(Dataset records)

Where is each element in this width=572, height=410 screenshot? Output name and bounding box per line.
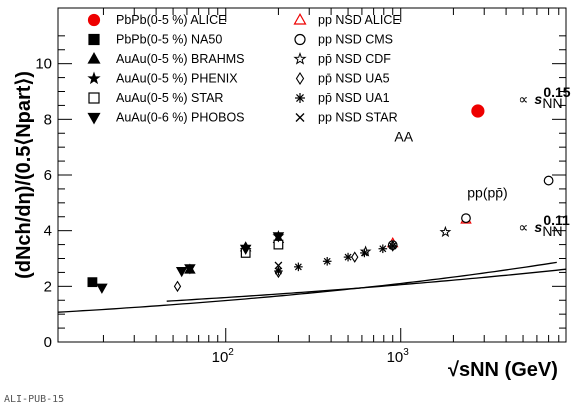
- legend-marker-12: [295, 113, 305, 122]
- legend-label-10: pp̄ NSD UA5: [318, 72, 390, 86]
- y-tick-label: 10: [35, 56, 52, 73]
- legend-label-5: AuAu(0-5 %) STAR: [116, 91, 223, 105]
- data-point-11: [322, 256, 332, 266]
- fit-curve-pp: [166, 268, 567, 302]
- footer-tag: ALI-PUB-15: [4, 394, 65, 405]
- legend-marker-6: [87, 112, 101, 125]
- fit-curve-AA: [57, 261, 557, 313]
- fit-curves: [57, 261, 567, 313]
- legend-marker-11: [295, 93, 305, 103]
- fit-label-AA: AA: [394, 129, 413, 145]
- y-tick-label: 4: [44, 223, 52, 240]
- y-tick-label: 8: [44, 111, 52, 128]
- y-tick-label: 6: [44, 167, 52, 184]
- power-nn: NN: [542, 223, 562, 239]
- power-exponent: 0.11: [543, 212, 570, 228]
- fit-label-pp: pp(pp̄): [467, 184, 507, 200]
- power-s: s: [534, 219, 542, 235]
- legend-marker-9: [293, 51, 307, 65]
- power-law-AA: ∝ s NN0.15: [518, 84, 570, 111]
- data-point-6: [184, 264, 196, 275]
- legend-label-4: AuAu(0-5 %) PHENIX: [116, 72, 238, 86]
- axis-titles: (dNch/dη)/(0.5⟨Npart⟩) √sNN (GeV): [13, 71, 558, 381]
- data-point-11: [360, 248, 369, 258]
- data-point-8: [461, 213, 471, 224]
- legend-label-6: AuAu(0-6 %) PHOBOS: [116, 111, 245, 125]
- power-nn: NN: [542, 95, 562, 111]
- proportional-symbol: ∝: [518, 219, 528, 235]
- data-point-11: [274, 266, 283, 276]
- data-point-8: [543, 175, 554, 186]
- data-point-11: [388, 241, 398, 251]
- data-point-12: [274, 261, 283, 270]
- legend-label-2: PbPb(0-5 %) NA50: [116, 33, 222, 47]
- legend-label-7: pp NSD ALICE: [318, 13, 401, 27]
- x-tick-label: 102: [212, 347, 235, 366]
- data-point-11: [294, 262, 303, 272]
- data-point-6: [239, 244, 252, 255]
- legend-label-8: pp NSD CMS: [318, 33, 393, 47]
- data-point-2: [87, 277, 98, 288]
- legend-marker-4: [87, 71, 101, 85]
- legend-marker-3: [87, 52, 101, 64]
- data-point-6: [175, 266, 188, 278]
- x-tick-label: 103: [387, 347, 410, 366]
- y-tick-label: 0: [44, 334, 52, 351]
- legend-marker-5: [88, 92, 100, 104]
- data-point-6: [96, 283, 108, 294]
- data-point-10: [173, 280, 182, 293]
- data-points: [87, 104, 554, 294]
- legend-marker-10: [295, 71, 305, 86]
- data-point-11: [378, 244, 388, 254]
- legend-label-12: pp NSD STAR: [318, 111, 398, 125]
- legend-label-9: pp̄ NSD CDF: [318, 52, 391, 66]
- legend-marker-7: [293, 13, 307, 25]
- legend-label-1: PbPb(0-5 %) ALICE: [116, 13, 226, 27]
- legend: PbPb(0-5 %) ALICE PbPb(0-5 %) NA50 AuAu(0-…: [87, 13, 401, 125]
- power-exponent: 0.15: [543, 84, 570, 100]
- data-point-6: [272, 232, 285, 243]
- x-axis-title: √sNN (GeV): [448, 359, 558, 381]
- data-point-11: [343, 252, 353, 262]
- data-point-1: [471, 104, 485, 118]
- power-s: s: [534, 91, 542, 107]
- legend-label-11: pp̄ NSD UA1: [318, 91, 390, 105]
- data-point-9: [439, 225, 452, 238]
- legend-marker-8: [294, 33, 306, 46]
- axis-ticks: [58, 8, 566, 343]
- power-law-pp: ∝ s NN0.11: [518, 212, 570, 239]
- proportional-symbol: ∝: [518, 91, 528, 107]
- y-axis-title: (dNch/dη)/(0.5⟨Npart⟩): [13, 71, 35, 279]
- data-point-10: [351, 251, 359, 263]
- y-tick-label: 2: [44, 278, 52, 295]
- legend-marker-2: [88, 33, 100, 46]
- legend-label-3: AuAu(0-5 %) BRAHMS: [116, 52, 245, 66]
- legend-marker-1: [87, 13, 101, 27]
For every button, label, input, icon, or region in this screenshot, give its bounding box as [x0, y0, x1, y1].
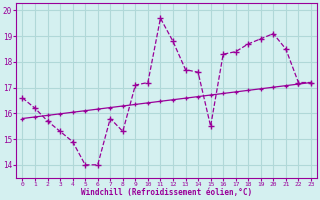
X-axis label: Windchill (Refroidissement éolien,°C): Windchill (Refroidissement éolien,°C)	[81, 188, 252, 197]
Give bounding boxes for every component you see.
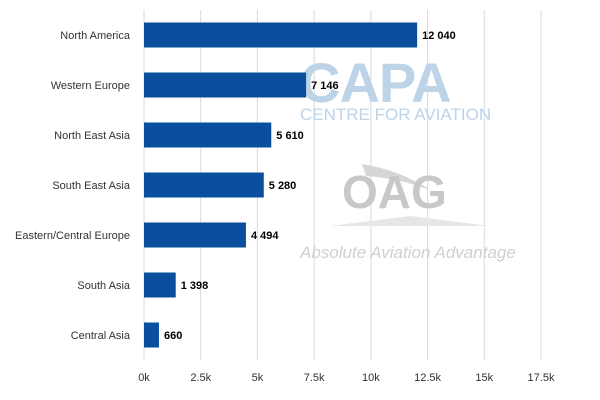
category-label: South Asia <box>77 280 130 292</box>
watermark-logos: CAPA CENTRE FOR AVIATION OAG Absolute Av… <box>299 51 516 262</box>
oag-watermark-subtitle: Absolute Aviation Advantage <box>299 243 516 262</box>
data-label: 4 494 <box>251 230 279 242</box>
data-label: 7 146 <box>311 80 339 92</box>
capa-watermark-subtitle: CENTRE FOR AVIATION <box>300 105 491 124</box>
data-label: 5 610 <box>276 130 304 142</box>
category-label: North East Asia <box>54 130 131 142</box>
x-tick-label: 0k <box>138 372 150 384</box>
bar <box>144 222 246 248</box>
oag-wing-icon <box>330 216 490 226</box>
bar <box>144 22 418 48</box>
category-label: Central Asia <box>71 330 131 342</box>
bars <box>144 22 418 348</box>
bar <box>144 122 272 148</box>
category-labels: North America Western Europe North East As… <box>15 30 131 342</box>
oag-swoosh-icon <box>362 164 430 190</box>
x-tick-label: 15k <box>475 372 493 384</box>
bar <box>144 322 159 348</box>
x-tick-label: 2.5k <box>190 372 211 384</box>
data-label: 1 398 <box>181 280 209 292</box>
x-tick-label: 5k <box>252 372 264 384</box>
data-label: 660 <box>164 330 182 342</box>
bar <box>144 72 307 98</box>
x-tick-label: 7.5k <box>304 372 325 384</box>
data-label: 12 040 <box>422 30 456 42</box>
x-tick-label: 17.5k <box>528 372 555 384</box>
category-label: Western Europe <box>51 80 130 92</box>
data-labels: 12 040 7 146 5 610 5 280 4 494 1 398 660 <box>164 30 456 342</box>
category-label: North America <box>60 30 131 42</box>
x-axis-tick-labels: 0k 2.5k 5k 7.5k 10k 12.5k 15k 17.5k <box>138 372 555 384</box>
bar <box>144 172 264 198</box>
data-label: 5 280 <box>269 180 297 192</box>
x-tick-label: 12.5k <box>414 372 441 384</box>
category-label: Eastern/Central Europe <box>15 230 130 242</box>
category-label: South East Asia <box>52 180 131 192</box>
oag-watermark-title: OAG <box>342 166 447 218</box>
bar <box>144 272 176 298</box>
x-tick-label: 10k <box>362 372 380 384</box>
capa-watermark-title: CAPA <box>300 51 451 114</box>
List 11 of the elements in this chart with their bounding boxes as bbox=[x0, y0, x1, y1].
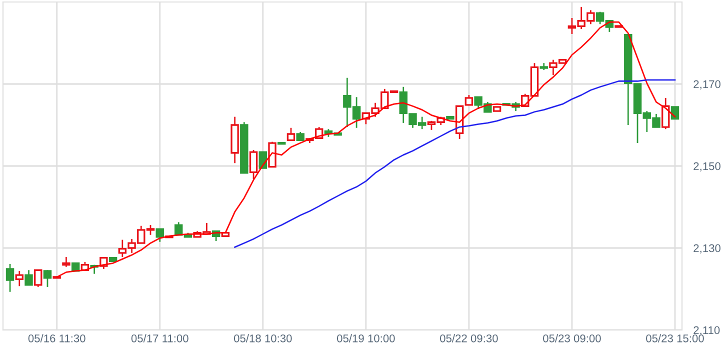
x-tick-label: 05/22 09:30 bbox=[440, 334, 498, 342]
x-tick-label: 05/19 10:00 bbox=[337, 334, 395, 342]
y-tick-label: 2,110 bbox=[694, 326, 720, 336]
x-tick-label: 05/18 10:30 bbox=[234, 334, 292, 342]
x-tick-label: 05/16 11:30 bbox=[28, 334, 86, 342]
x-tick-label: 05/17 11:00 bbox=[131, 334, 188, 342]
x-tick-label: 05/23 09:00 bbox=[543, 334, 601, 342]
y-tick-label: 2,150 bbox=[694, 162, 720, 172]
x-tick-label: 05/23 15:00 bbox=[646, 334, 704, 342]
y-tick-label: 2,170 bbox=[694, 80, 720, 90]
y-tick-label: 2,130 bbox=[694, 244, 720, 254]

§ **The task**:
Reproduce the material above line for line, from start to finish, but omit the pictures.

§ **Response**:
Where is each element in this width=572, height=410 screenshot? Output name and bounding box per line.
- legend-marker-12: [295, 113, 305, 122]
- legend-label-10: pp̄ NSD UA5: [318, 72, 390, 86]
- y-tick-label: 10: [35, 56, 52, 73]
- legend-label-5: AuAu(0-5 %) STAR: [116, 91, 223, 105]
- data-point-11: [322, 256, 332, 266]
- fit-curve-pp: [166, 268, 567, 302]
- footer-tag: ALI-PUB-15: [4, 394, 65, 405]
- legend-marker-6: [87, 112, 101, 125]
- fit-curve-AA: [57, 261, 557, 313]
- fit-curves: [57, 261, 567, 313]
- legend-marker-11: [295, 93, 305, 103]
- fit-label-AA: AA: [394, 129, 413, 145]
- y-tick-label: 4: [44, 223, 52, 240]
- y-tick-label: 8: [44, 111, 52, 128]
- y-tick-label: 6: [44, 167, 52, 184]
- power-nn: NN: [542, 223, 562, 239]
- power-exponent: 0.11: [543, 212, 570, 228]
- fit-label-pp: pp(pp̄): [467, 184, 507, 200]
- power-s: s: [534, 219, 542, 235]
- legend-marker-9: [293, 51, 307, 65]
- power-law-AA: ∝ s NN0.15: [518, 84, 570, 111]
- data-point-6: [184, 264, 196, 275]
- legend-label-4: AuAu(0-5 %) PHENIX: [116, 72, 238, 86]
- axis-titles: (dNch/dη)/(0.5⟨Npart⟩) √sNN (GeV): [13, 71, 558, 381]
- data-point-11: [360, 248, 369, 258]
- data-point-8: [461, 213, 471, 224]
- legend-label-6: AuAu(0-6 %) PHOBOS: [116, 111, 245, 125]
- power-nn: NN: [542, 95, 562, 111]
- proportional-symbol: ∝: [518, 219, 528, 235]
- data-point-11: [274, 266, 283, 276]
- data-point-8: [543, 175, 554, 186]
- data-point-11: [388, 241, 398, 251]
- data-point-12: [274, 261, 283, 270]
- legend-label-2: PbPb(0-5 %) NA50: [116, 33, 222, 47]
- legend-label-7: pp NSD ALICE: [318, 13, 401, 27]
- x-tick-label: 102: [212, 347, 235, 366]
- data-point-11: [294, 262, 303, 272]
- data-point-6: [239, 244, 252, 255]
- legend-label-8: pp NSD CMS: [318, 33, 393, 47]
- data-point-2: [87, 277, 98, 288]
- legend-marker-4: [87, 71, 101, 85]
- legend-marker-3: [87, 52, 101, 64]
- data-point-6: [175, 266, 188, 278]
- x-tick-label: 103: [387, 347, 410, 366]
- y-tick-label: 0: [44, 334, 52, 351]
- legend-marker-5: [88, 92, 100, 104]
- data-point-6: [96, 283, 108, 294]
- data-point-10: [173, 280, 182, 293]
- data-points: [87, 104, 554, 294]
- legend-marker-10: [295, 71, 305, 86]
- data-point-11: [378, 244, 388, 254]
- legend-label-12: pp NSD STAR: [318, 111, 398, 125]
- legend-label-9: pp̄ NSD CDF: [318, 52, 391, 66]
- legend-marker-7: [293, 13, 307, 25]
- legend-label-1: PbPb(0-5 %) ALICE: [116, 13, 226, 27]
- legend: PbPb(0-5 %) ALICE PbPb(0-5 %) NA50 AuAu(0-…: [87, 13, 401, 125]
- power-exponent: 0.15: [543, 84, 570, 100]
- data-point-6: [272, 232, 285, 243]
- x-axis-title: √sNN (GeV): [448, 359, 558, 381]
- data-point-11: [343, 252, 353, 262]
- data-point-1: [471, 104, 485, 118]
- power-s: s: [534, 91, 542, 107]
- legend-label-11: pp̄ NSD UA1: [318, 91, 390, 105]
- data-point-9: [439, 225, 452, 238]
- legend-marker-8: [294, 33, 306, 46]
- axis-ticks: [58, 8, 566, 343]
- power-law-pp: ∝ s NN0.11: [518, 212, 570, 239]
- proportional-symbol: ∝: [518, 91, 528, 107]
- y-axis-title: (dNch/dη)/(0.5⟨Npart⟩): [13, 71, 35, 279]
- data-point-10: [351, 251, 359, 263]
- y-tick-label: 2: [44, 278, 52, 295]
- legend-marker-2: [88, 33, 100, 46]
- legend-label-3: AuAu(0-5 %) BRAHMS: [116, 52, 245, 66]
- legend-marker-1: [87, 13, 101, 27]
For every button, label, input, icon, or region in this screenshot, give its bounding box as [x0, y0, x1, y1].
X-axis label: Windchill (Refroidissement éolien,°C): Windchill (Refroidissement éolien,°C)	[81, 188, 252, 197]
Give bounding boxes for every component you see.
category-label: South Asia <box>77 280 130 292</box>
watermark-logos: CAPA CENTRE FOR AVIATION OAG Absolute Av… <box>299 51 516 262</box>
oag-watermark-subtitle: Absolute Aviation Advantage <box>299 243 516 262</box>
data-label: 4 494 <box>251 230 279 242</box>
data-label: 7 146 <box>311 80 339 92</box>
capa-watermark-subtitle: CENTRE FOR AVIATION <box>300 105 491 124</box>
data-label: 5 610 <box>276 130 304 142</box>
category-label: North East Asia <box>54 130 131 142</box>
x-tick-label: 0k <box>138 372 150 384</box>
bar <box>144 222 246 248</box>
oag-wing-icon <box>330 216 490 226</box>
bar <box>144 22 418 48</box>
category-label: Central Asia <box>71 330 131 342</box>
bars <box>144 22 418 348</box>
bar <box>144 122 272 148</box>
category-labels: North America Western Europe North East As… <box>15 30 131 342</box>
oag-swoosh-icon <box>362 164 430 190</box>
x-tick-label: 15k <box>475 372 493 384</box>
bar <box>144 322 159 348</box>
x-tick-label: 2.5k <box>190 372 211 384</box>
data-label: 1 398 <box>181 280 209 292</box>
x-tick-label: 5k <box>252 372 264 384</box>
data-label: 660 <box>164 330 182 342</box>
bar <box>144 72 307 98</box>
x-tick-label: 7.5k <box>304 372 325 384</box>
data-label: 12 040 <box>422 30 456 42</box>
x-tick-label: 17.5k <box>528 372 555 384</box>
category-label: Western Europe <box>51 80 130 92</box>
data-labels: 12 040 7 146 5 610 5 280 4 494 1 398 660 <box>164 30 456 342</box>
category-label: North America <box>60 30 131 42</box>
x-axis-tick-labels: 0k 2.5k 5k 7.5k 10k 12.5k 15k 17.5k <box>138 372 555 384</box>
bar <box>144 172 264 198</box>
data-label: 5 280 <box>269 180 297 192</box>
x-tick-label: 12.5k <box>414 372 441 384</box>
category-label: Eastern/Central Europe <box>15 230 130 242</box>
category-label: South East Asia <box>52 180 131 192</box>
oag-watermark-title: OAG <box>342 166 447 218</box>
bar <box>144 272 176 298</box>
x-tick-label: 10k <box>362 372 380 384</box>
capa-watermark-title: CAPA <box>300 51 451 114</box>
List 11 of the elements in this chart with their bounding boxes as bbox=[x0, y0, x1, y1].
x-tick-label: 05/22 09:30 bbox=[440, 334, 498, 342]
x-tick-label: 05/19 10:00 bbox=[337, 334, 395, 342]
y-tick-label: 2,110 bbox=[694, 326, 720, 336]
x-tick-label: 05/18 10:30 bbox=[234, 334, 292, 342]
x-tick-label: 05/16 11:30 bbox=[28, 334, 86, 342]
x-tick-label: 05/17 11:00 bbox=[131, 334, 188, 342]
x-tick-label: 05/23 09:00 bbox=[543, 334, 601, 342]
y-tick-label: 2,150 bbox=[694, 162, 720, 172]
x-tick-label: 05/23 15:00 bbox=[646, 334, 704, 342]
y-tick-label: 2,170 bbox=[694, 80, 720, 90]
y-tick-label: 2,130 bbox=[694, 244, 720, 254]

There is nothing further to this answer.